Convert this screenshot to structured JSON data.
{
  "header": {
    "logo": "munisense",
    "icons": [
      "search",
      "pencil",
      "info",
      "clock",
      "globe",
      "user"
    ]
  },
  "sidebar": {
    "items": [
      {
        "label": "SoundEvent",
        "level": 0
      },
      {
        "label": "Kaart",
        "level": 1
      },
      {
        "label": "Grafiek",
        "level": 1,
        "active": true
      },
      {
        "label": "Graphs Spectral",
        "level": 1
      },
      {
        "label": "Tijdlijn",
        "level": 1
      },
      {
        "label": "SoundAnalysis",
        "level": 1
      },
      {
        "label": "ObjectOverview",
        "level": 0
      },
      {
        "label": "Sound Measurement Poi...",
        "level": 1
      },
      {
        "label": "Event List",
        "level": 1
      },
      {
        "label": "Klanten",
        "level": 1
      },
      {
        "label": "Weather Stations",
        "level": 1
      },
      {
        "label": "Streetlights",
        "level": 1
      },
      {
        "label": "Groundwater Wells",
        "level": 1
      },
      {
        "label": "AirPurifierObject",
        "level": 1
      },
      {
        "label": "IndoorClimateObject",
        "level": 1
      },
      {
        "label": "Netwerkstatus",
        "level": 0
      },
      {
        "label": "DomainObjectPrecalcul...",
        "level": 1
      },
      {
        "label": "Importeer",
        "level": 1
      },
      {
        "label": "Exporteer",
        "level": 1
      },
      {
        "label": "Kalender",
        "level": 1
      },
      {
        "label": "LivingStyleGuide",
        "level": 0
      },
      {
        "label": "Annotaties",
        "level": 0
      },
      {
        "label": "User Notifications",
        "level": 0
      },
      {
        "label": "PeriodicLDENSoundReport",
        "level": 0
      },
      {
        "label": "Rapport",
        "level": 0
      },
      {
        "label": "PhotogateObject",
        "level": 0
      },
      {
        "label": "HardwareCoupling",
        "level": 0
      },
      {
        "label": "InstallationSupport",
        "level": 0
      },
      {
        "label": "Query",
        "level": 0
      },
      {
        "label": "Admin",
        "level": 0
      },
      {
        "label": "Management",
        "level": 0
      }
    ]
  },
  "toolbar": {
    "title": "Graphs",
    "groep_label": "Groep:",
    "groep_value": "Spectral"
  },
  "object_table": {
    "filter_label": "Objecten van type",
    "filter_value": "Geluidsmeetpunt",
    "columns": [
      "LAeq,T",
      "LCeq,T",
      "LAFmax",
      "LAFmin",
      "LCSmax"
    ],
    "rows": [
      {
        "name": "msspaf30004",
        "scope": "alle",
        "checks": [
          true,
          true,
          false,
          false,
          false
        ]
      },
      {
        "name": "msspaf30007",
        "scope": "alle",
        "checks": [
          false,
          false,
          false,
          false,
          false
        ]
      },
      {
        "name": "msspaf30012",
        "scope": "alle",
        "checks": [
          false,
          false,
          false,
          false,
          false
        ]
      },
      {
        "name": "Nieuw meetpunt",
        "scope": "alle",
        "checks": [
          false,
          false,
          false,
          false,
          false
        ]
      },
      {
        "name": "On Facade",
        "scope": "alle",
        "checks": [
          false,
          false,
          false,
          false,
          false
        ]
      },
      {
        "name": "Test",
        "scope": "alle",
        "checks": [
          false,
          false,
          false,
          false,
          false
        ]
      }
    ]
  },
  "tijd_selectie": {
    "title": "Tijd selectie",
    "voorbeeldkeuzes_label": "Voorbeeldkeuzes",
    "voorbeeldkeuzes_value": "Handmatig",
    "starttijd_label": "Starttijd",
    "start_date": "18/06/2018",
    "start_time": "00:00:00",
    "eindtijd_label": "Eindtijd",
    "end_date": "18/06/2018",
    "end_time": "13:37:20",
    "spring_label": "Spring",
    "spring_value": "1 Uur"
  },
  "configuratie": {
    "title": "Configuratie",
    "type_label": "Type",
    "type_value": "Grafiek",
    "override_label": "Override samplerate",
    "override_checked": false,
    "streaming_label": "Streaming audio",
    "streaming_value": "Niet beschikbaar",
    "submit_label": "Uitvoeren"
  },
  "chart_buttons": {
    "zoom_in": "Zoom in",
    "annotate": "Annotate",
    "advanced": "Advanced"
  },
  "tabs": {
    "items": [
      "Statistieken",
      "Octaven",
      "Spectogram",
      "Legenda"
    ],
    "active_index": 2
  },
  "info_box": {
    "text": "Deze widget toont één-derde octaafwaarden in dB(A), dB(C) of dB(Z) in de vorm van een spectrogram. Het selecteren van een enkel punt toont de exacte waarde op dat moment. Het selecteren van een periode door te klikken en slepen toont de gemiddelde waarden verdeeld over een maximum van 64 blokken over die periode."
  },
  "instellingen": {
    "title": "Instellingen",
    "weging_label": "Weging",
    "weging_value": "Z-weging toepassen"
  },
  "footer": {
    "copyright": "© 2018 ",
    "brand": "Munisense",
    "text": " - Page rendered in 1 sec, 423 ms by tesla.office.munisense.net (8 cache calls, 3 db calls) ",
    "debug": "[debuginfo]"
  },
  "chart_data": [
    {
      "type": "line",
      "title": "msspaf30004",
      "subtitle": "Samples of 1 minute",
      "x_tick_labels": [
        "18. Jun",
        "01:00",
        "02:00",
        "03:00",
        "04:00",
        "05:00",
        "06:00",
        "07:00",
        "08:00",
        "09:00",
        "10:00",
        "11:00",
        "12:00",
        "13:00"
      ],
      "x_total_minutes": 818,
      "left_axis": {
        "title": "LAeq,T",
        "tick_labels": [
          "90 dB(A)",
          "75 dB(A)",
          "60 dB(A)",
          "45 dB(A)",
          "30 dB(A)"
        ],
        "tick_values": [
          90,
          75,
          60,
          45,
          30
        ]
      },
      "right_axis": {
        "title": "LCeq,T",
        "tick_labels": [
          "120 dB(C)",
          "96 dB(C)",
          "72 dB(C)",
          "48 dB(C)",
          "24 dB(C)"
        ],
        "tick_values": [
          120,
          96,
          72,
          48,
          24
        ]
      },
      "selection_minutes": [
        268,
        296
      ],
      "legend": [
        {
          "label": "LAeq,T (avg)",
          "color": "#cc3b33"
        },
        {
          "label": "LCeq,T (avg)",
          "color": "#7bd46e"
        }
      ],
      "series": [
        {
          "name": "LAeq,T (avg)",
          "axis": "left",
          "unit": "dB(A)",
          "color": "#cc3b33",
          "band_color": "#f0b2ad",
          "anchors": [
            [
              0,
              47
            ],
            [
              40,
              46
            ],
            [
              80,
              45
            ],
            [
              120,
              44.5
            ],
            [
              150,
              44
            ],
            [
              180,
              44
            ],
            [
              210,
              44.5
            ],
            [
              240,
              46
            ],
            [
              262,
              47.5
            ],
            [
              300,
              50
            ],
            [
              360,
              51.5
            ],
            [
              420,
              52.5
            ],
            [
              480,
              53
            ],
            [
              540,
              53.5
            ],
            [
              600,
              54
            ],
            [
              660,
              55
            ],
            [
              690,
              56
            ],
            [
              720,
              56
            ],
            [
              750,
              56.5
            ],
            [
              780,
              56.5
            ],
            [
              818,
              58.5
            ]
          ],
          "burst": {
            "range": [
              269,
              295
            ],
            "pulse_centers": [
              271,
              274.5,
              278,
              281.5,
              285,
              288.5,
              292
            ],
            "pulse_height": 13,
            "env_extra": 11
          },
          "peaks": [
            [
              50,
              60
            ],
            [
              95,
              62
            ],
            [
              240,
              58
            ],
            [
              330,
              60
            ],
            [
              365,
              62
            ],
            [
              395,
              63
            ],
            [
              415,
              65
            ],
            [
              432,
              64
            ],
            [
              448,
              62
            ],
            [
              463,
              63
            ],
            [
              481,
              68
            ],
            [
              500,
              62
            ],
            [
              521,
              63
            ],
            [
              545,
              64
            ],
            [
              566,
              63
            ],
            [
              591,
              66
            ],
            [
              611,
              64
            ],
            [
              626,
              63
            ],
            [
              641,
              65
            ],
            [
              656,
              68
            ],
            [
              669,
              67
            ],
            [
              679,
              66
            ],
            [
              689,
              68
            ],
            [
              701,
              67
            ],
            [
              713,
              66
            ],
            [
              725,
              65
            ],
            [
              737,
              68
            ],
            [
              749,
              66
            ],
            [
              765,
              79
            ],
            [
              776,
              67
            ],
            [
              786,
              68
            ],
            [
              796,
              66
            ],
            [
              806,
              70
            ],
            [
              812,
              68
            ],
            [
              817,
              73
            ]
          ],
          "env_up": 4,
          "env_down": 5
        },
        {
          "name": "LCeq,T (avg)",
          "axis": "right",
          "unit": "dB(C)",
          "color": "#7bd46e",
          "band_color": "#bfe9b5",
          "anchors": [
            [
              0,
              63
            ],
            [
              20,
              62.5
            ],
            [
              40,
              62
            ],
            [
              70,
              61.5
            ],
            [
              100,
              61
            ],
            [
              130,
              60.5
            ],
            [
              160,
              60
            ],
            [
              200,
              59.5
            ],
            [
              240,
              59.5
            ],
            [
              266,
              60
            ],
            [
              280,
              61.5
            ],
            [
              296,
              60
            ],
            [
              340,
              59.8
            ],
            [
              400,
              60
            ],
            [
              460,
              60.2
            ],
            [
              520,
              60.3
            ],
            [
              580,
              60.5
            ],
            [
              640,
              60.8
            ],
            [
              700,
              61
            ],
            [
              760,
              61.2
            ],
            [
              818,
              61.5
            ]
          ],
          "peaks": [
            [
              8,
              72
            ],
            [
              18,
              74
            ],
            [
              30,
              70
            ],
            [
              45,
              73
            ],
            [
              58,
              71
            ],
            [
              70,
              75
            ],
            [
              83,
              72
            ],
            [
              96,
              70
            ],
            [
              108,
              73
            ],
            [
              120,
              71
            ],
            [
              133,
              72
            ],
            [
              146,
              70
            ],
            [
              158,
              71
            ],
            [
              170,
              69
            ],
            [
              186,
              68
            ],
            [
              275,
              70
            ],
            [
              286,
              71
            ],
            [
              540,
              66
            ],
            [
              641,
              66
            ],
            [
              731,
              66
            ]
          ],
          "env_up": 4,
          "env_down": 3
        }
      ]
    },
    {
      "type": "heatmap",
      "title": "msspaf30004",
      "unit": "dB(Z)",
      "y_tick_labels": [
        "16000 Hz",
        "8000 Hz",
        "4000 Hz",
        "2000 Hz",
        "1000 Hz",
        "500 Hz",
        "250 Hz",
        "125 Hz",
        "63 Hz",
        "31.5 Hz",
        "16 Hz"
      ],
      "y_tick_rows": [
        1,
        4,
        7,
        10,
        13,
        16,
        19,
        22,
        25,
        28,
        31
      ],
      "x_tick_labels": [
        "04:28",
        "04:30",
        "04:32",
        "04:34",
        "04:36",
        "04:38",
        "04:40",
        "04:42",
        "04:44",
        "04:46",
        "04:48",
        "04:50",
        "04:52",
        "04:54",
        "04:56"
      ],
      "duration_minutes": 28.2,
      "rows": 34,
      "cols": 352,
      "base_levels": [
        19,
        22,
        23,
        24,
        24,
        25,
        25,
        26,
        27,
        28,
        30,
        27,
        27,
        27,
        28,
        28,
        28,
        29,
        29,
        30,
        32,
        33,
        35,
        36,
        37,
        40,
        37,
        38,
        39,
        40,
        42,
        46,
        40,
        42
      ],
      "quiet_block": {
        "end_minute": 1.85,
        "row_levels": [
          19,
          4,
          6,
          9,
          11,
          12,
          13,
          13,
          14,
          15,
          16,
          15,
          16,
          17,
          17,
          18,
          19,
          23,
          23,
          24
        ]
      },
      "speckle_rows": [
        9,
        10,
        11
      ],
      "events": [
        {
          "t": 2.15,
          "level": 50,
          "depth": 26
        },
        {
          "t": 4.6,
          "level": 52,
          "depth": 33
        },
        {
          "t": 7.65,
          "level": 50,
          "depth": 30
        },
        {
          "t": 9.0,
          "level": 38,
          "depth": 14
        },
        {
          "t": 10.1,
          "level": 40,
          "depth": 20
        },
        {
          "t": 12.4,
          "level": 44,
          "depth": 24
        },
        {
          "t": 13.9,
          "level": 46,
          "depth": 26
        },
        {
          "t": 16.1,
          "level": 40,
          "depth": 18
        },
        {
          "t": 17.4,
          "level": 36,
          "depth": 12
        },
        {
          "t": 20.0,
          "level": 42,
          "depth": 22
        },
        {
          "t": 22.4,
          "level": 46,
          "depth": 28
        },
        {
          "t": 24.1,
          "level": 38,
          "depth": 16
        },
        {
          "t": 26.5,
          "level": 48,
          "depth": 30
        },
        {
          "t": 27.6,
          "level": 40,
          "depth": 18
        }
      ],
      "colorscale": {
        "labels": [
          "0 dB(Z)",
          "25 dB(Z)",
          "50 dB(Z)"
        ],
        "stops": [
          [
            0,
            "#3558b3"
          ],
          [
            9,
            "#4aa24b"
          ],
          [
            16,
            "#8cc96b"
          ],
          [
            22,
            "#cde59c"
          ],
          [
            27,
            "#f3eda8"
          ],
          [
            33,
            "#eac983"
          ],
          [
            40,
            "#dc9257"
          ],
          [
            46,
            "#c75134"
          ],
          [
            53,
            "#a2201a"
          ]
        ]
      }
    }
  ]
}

****************

Aim. Using the listing above, show each line holding the string "LCeq".

Result for this task.
      "LCeq,T",
        "title": "LCeq,T",
          "label": "LCeq,T (avg)",
          "name": "LCeq,T (avg)",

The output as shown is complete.